- [TASK PROMPT]: Pick out all lines of the entries that include the word "отчетного" and copy them.

- [GIVEN RECORDS]:

⁂

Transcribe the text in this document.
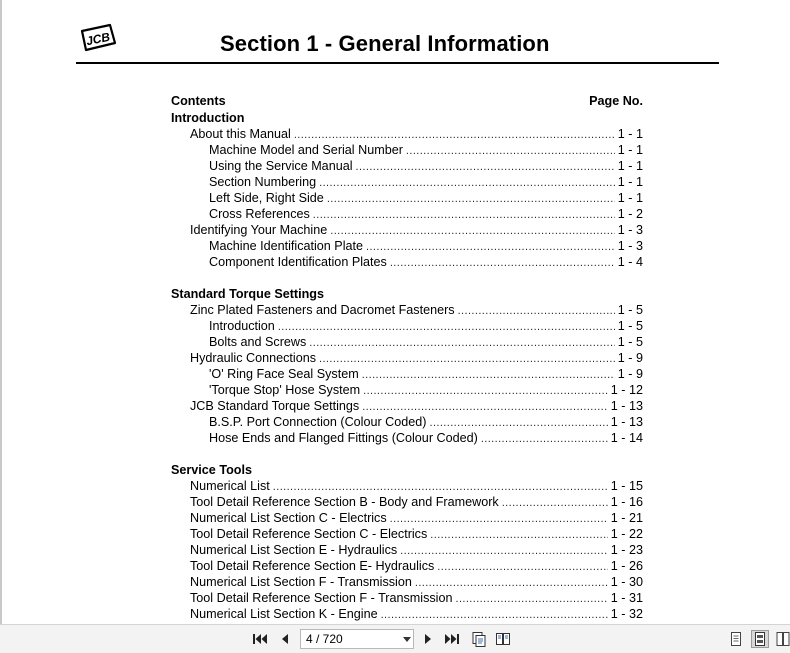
JCB	Section 1 - General Information
Contents	Page No.
Introduction
About this Manual .....	1 - 1
Machine Model and Serial Number .....	1 - 1
Using the Service Manual .....	1 - 1
Section Numbering .....	1 - 1
Left Side, Right Side .....	1 - 1
Cross References .....	1 - 2
Identifying Your Machine .....	1 - 3
Machine Identification Plate .....	1 - 3
Component Identification Plates .....	1 - 4
Standard Torque Settings
Zinc Plated Fasteners and Dacromet Fasteners .....	1 - 5
Introduction .....	1 - 5
Bolts and Screws .....	1 - 5
Hydraulic Connections .....	1 - 9
'O' Ring Face Seal System .....	1 - 9
'Torque Stop' Hose System .....	1 - 12
JCB Standard Torque Settings .....	1 - 13
B.S.P. Port Connection (Colour Coded) .....	1 - 13
Hose Ends and Flanged Fittings (Colour Coded) .....	1 - 14
Service Tools
Numerical List .....	1 - 15
Tool Detail Reference Section B - Body and Framework .....	1 - 16
Numerical List Section C - Electrics .....	1 - 21
Tool Detail Reference Section C - Electrics .....	1 - 22
Numerical List Section E - Hydraulics .....	1 - 23
Tool Detail Reference Section E- Hydraulics .....	1 - 26
Numerical List Section F - Transmission .....	1 - 30
Tool Detail Reference Section F - Transmission .....	1 - 31
Numerical List Section K - Engine .....	1 - 32
4 / 720
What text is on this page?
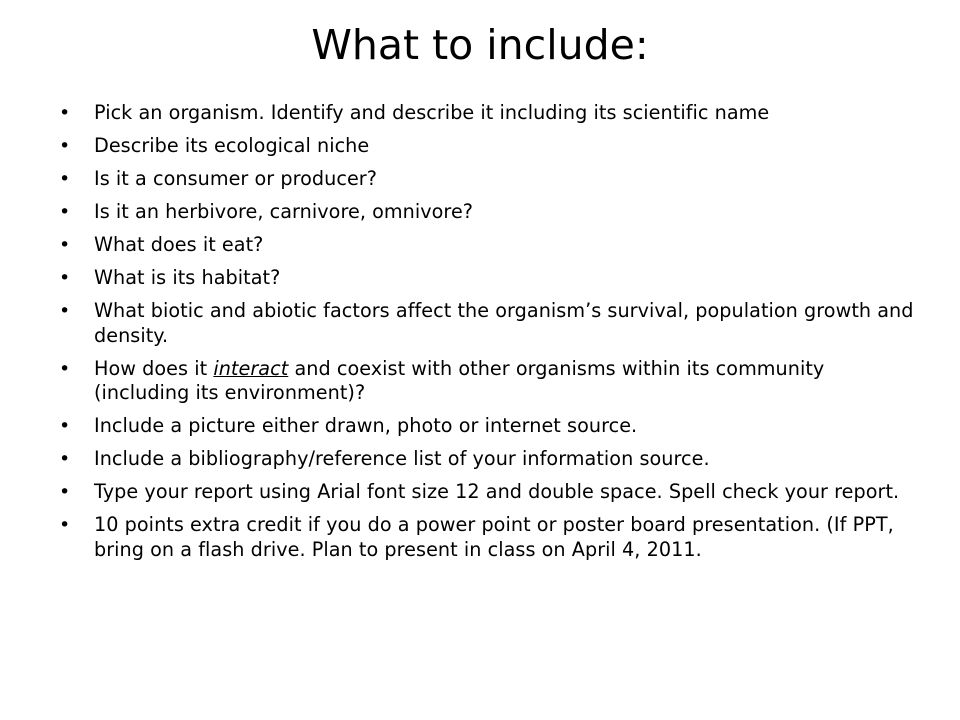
What to include:
• Pick an organism. Identify and describe it including its scientific name
• Describe its ecological niche
• Is it a consumer or producer?
• Is it an herbivore, carnivore, omnivore?
• What does it eat?
• What is its habitat?
• What biotic and abiotic factors affect the organism’s survival, population growth and density.
• How does it interact and coexist with other organisms within its community (including its environment)?
• Include a picture either drawn, photo or internet source.
• Include a bibliography/reference list of your information source.
• Type your report using Arial font size 12 and double space. Spell check your report.
• 10 points extra credit if you do a power point or poster board presentation. (If PPT, bring on a flash drive. Plan to present in class on April 4, 2011.
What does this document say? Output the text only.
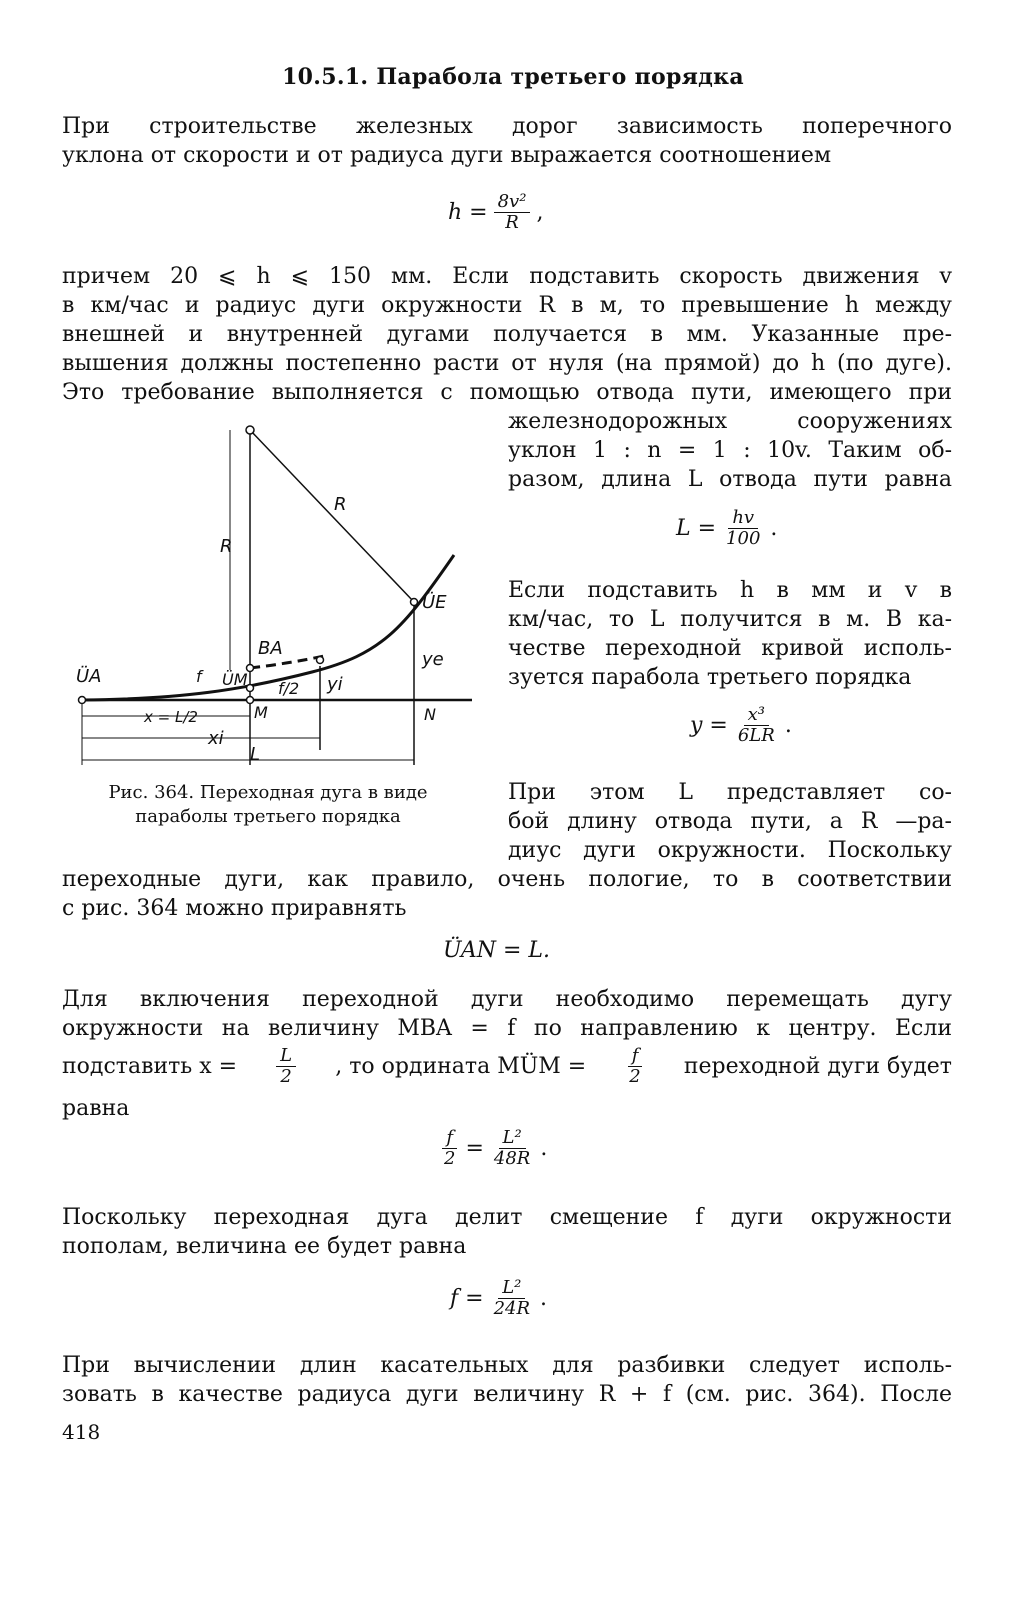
10.5.1. Парабола третьего порядка
При строительстве железных дорог зависимость поперечного
уклона от скорости и от радиуса дуги выражается соотношением
$h = \frac{\text{8v²}}{R}$ ,
причем 20 ⩽ h ⩽ 150 мм. Если подставить скорость движения v
в км/час и радиус дуги окружности R в м, то превышение h между
внешней и внутренней дугами получается в мм. Указанные пре-
вышения должны постепенно расти от нуля (на прямой) до h (по дуге).
Это требование выполняется с помощью отвода пути, имеющего при
железнодорожных сооружениях
уклон 1 : n = 1 : 10v. Таким об-
разом, длина L отвода пути равна
$L = \frac{hv}{100}$ .
Если подставить h в мм и v в
км/час, то L получится в м. В ка-
честве переходной кривой исполь-
зуется парабола третьего порядка
$y = \frac{\text{x³}}{6LR}$ .
При этом L представляет со-
бой длину отвода пути, а R —ра-
диус дуги окружности. Поскольку
R
R
ÜE
BA
ye
ÜA	f ÜM f/2 yi
x = L/2	M	N
xi
L
Рис. 364. Переходная дуга в виде
параболы третьего порядка
переходные дуги, как правило, очень пологие, то в соответствии
с рис. 364 можно приравнять
ÜAN = L.
Для включения переходной дуги необходимо перемещать дугу
окружности на величину MBA = f по направлению к центру. Если
подставить $x = \frac{L}{2}$ , то ордината MÜM = $\frac{f}{2}$ переходной дуги будет
равна
$\frac{f}{2} = \frac{\text{L²}}{48R}$ .
Поскольку переходная дуга делит смещение f дуги окружности
пополам, величина ее будет равна
$f = \frac{\text{L²}}{24R}$ .
При вычислении длин касательных для разбивки следует исполь-
зовать в качестве радиуса дуги величину R + f (см. рис. 364). После
418
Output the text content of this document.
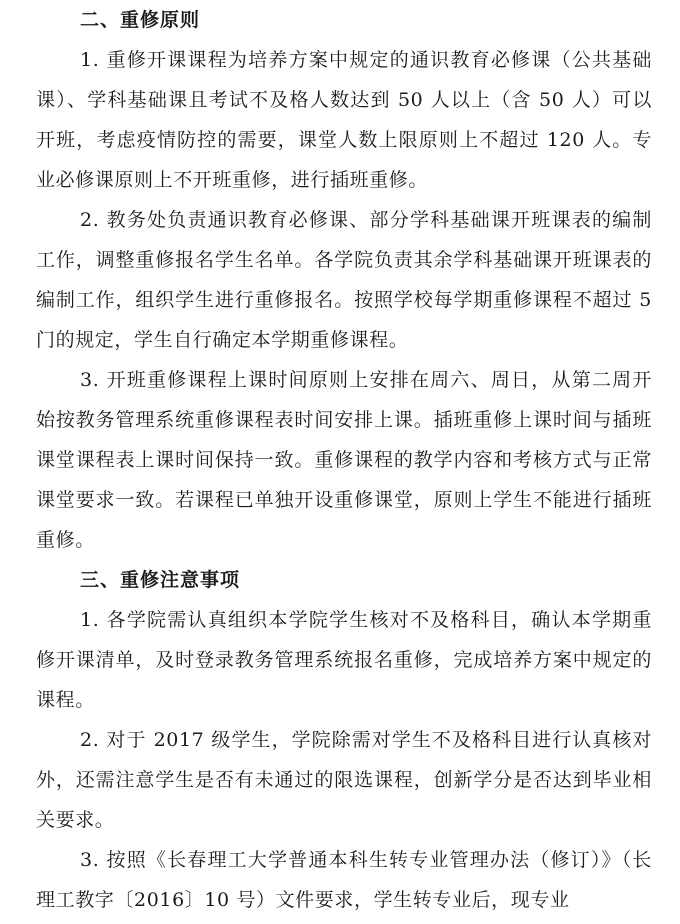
二、重修原则

1. 重修开课课程为培养方案中规定的通识教育必修课（公共基础课）、学科基础课且考试不及格人数达到 50 人以上（含 50 人）可以开班，考虑疫情防控的需要，课堂人数上限原则上不超过 120 人。专业必修课原则上不开班重修，进行插班重修。

2. 教务处负责通识教育必修课、部分学科基础课开班课表的编制工作，调整重修报名学生名单。各学院负责其余学科基础课开班课表的编制工作，组织学生进行重修报名。按照学校每学期重修课程不超过 5 门的规定，学生自行确定本学期重修课程。

3. 开班重修课程上课时间原则上安排在周六、周日，从第二周开始按教务管理系统重修课程表时间安排上课。插班重修上课时间与插班课堂课程表上课时间保持一致。重修课程的教学内容和考核方式与正常课堂要求一致。若课程已单独开设重修课堂，原则上学生不能进行插班重修。

三、重修注意事项

1. 各学院需认真组织本学院学生核对不及格科目，确认本学期重修开课清单，及时登录教务管理系统报名重修，完成培养方案中规定的课程。

2. 对于 2017 级学生，学院除需对学生不及格科目进行认真核对外，还需注意学生是否有未通过的限选课程，创新学分是否达到毕业相关要求。

3. 按照《长春理工大学普通本科生转专业管理办法（修订）》（长理工教字〔2016〕10 号）文件要求，学生转专业后，现专业
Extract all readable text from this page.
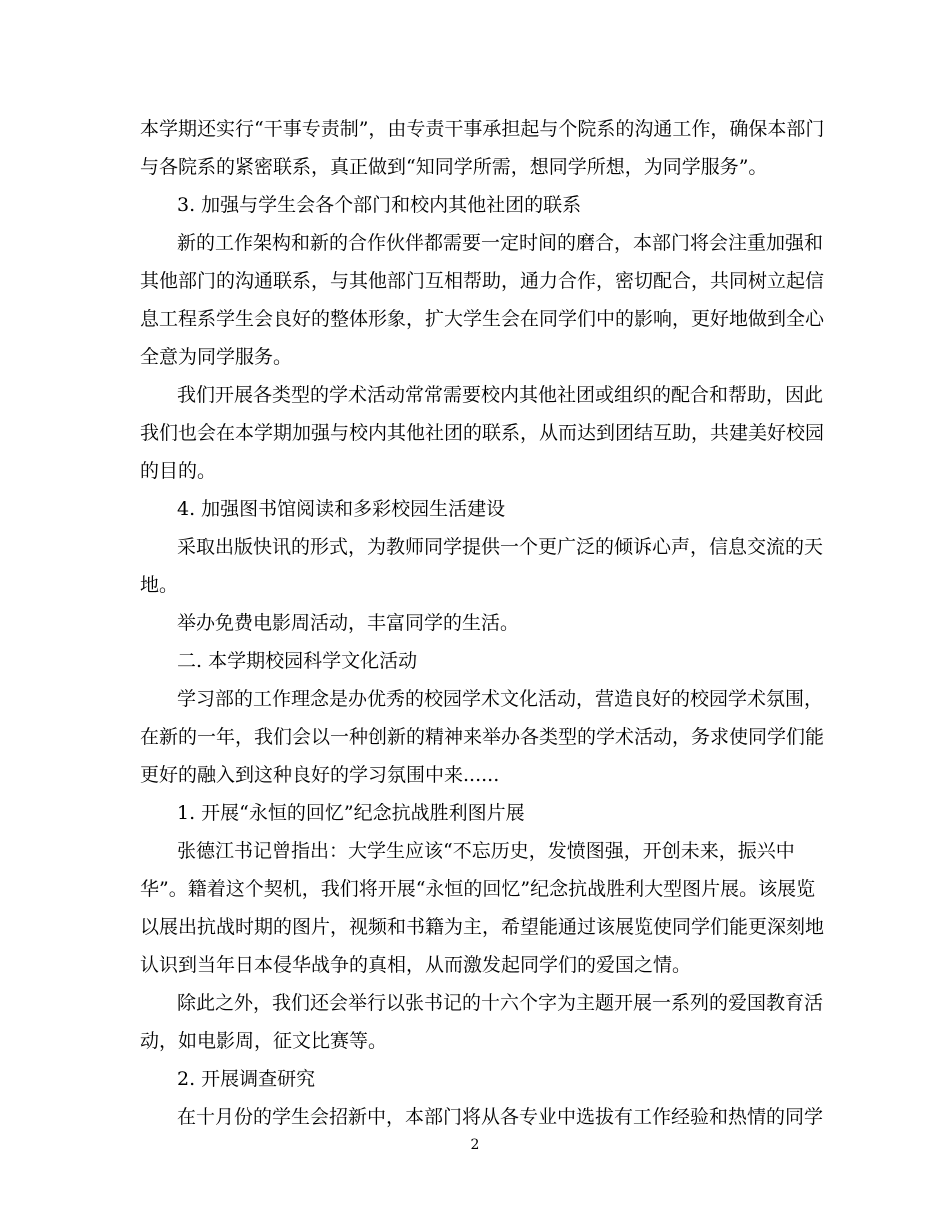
本学期还实行“干事专责制”，由专责干事承担起与个院系的沟通工作，确保本部门
与各院系的紧密联系，真正做到“知同学所需，想同学所想，为同学服务”。
3. 加强与学生会各个部门和校内其他社团的联系
新的工作架构和新的合作伙伴都需要一定时间的磨合，本部门将会注重加强和
其他部门的沟通联系，与其他部门互相帮助，通力合作，密切配合，共同树立起信
息工程系学生会良好的整体形象，扩大学生会在同学们中的影响，更好地做到全心
全意为同学服务。
我们开展各类型的学术活动常常需要校内其他社团或组织的配合和帮助，因此
我们也会在本学期加强与校内其他社团的联系，从而达到团结互助，共建美好校园
的目的。
4. 加强图书馆阅读和多彩校园生活建设
采取出版快讯的形式，为教师同学提供一个更广泛的倾诉心声，信息交流的天
地。
举办免费电影周活动，丰富同学的生活。
二. 本学期校园科学文化活动
学习部的工作理念是办优秀的校园学术文化活动，营造良好的校园学术氛围，
在新的一年，我们会以一种创新的精神来举办各类型的学术活动，务求使同学们能
更好的融入到这种良好的学习氛围中来......
1. 开展“永恒的回忆”纪念抗战胜利图片展
张德江书记曾指出：大学生应该“不忘历史，发愤图强，开创未来，振兴中
华”。籍着这个契机，我们将开展“永恒的回忆”纪念抗战胜利大型图片展。该展览
以展出抗战时期的图片，视频和书籍为主，希望能通过该展览使同学们能更深刻地
认识到当年日本侵华战争的真相，从而激发起同学们的爱国之情。
除此之外，我们还会举行以张书记的十六个字为主题开展一系列的爱国教育活
动，如电影周，征文比赛等。
2. 开展调查研究
在十月份的学生会招新中，本部门将从各专业中选拔有工作经验和热情的同学
2
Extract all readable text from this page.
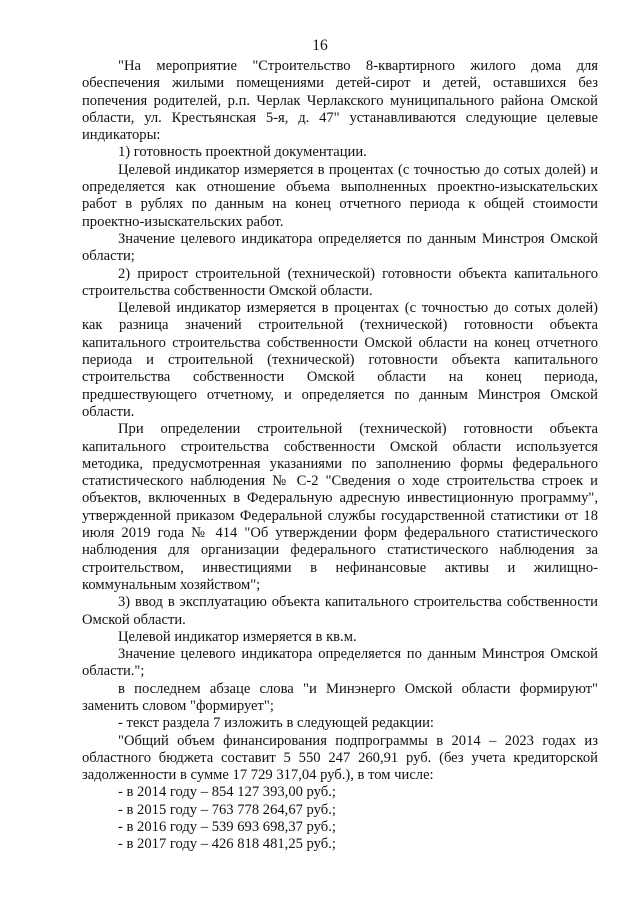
16

"На мероприятие "Строительство 8-квартирного жилого дома для обеспечения жилыми помещениями детей-сирот и детей, оставшихся без попечения родителей, р.п. Черлак Черлакского муниципального района Омской области, ул. Крестьянская 5-я, д. 47" устанавливаются следующие целевые индикаторы:

1) готовность проектной документации.

Целевой индикатор измеряется в процентах (с точностью до сотых долей) и определяется как отношение объема выполненных проектно-изыскательских работ в рублях по данным на конец отчетного периода к общей стоимости проектно-изыскательских работ.

Значение целевого индикатора определяется по данным Минстроя Омской области;

2) прирост строительной (технической) готовности объекта капитального строительства собственности Омской области.

Целевой индикатор измеряется в процентах (с точностью до сотых долей) как разница значений строительной (технической) готовности объекта капитального строительства собственности Омской области на конец отчетного периода и строительной (технической) готовности объекта капитального строительства собственности Омской области на конец периода, предшествующего отчетному, и определяется по данным Минстроя Омской области.

При определении строительной (технической) готовности объекта капитального строительства собственности Омской области используется методика, предусмотренная указаниями по заполнению формы федерального статистического наблюдения № С-2 "Сведения о ходе строительства строек и объектов, включенных в Федеральную адресную инвестиционную программу", утвержденной приказом Федеральной службы государственной статистики от 18 июля 2019 года № 414 "Об утверждении форм федерального статистического наблюдения для организации федерального статистического наблюдения за строительством, инвестициями в нефинансовые активы и жилищно-коммунальным хозяйством";

3) ввод в эксплуатацию объекта капитального строительства собственности Омской области.

Целевой индикатор измеряется в кв.м.

Значение целевого индикатора определяется по данным Минстроя Омской области.";

в последнем абзаце слова "и Минэнерго Омской области формируют" заменить словом "формирует";

- текст раздела 7 изложить в следующей редакции:

"Общий объем финансирования подпрограммы в 2014 – 2023 годах из областного бюджета составит 5 550 247 260,91 руб. (без учета кредиторской задолженности в сумме 17 729 317,04 руб.), в том числе:

- в 2014 году – 854 127 393,00 руб.;

- в 2015 году – 763 778 264,67 руб.;

- в 2016 году – 539 693 698,37 руб.;

- в 2017 году – 426 818 481,25 руб.;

⁂

- [EXPECTED OUTPUT]:
Целевой индикатор измеряется в процентах (с точностью до сотых долей) и определяется как отношение объема выполненных проектно-изыскательских работ в рублях по данным на конец отчетного периода к общей стоимости проектно-изыскательских работ.
Целевой индикатор измеряется в процентах (с точностью до сотых долей) как разница значений строительной (технической) готовности объекта капитального строительства собственности Омской области на конец отчетного периода и строительной (технической) готовности объекта капитального строительства собственности Омской области на конец периода, предшествующего отчетному, и определяется по данным Минстроя Омской области.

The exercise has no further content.